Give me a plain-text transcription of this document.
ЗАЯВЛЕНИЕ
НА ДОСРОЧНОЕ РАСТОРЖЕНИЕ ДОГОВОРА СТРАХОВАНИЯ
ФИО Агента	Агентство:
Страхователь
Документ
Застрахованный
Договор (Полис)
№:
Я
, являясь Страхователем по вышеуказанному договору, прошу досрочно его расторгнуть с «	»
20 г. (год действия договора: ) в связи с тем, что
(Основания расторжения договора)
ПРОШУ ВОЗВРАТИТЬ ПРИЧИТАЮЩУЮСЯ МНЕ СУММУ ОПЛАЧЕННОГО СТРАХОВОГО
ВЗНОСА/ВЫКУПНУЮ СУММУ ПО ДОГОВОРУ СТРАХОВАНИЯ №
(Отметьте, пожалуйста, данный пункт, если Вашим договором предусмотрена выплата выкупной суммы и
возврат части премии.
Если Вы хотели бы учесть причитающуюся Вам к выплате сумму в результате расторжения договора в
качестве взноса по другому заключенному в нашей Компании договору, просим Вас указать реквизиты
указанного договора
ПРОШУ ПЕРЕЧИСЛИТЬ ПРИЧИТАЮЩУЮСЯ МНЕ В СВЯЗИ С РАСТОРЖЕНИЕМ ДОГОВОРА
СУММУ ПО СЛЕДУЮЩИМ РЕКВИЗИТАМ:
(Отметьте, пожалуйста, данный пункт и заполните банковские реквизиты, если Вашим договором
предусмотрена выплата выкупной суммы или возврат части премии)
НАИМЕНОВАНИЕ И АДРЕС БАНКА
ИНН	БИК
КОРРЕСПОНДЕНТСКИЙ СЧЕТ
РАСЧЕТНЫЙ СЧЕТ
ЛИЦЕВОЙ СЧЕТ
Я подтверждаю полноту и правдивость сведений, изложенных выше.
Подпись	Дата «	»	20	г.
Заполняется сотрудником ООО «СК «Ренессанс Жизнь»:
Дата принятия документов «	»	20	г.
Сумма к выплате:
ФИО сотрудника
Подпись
- - -
**What you need to do**
Please quote every record above exactly as it appears.

**Exercise solution**
Give me a plain-text transcription of this document.
ЗАЯВЛЕНИЕ
НА ДОСРОЧНОЕ РАСТОРЖЕНИЕ ДОГОВОРА СТРАХОВАНИЯ
ФИО Агента	Агентство:
Страхователь
Документ
Застрахованный
Договор (Полис)
№:
Я
, являясь Страхователем по вышеуказанному договору, прошу досрочно его расторгнуть с «	»
20 г. (год действия договора: ) в связи с тем, что
(Основания расторжения договора)
ПРОШУ ВОЗВРАТИТЬ ПРИЧИТАЮЩУЮСЯ МНЕ СУММУ ОПЛАЧЕННОГО СТРАХОВОГО
ВЗНОСА/ВЫКУПНУЮ СУММУ ПО ДОГОВОРУ СТРАХОВАНИЯ №
(Отметьте, пожалуйста, данный пункт, если Вашим договором предусмотрена выплата выкупной суммы и
возврат части премии.
Если Вы хотели бы учесть причитающуюся Вам к выплате сумму в результате расторжения договора в
качестве взноса по другому заключенному в нашей Компании договору, просим Вас указать реквизиты
указанного договора
ПРОШУ ПЕРЕЧИСЛИТЬ ПРИЧИТАЮЩУЮСЯ МНЕ В СВЯЗИ С РАСТОРЖЕНИЕМ ДОГОВОРА
СУММУ ПО СЛЕДУЮЩИМ РЕКВИЗИТАМ:
(Отметьте, пожалуйста, данный пункт и заполните банковские реквизиты, если Вашим договором
предусмотрена выплата выкупной суммы или возврат части премии)
НАИМЕНОВАНИЕ И АДРЕС БАНКА
ИНН	БИК
КОРРЕСПОНДЕНТСКИЙ СЧЕТ
РАСЧЕТНЫЙ СЧЕТ
ЛИЦЕВОЙ СЧЕТ
Я подтверждаю полноту и правдивость сведений, изложенных выше.
Подпись	Дата «	»	20	г.
Заполняется сотрудником ООО «СК «Ренессанс Жизнь»:
Дата принятия документов «	»	20	г.
Сумма к выплате:
ФИО сотрудника
Подпись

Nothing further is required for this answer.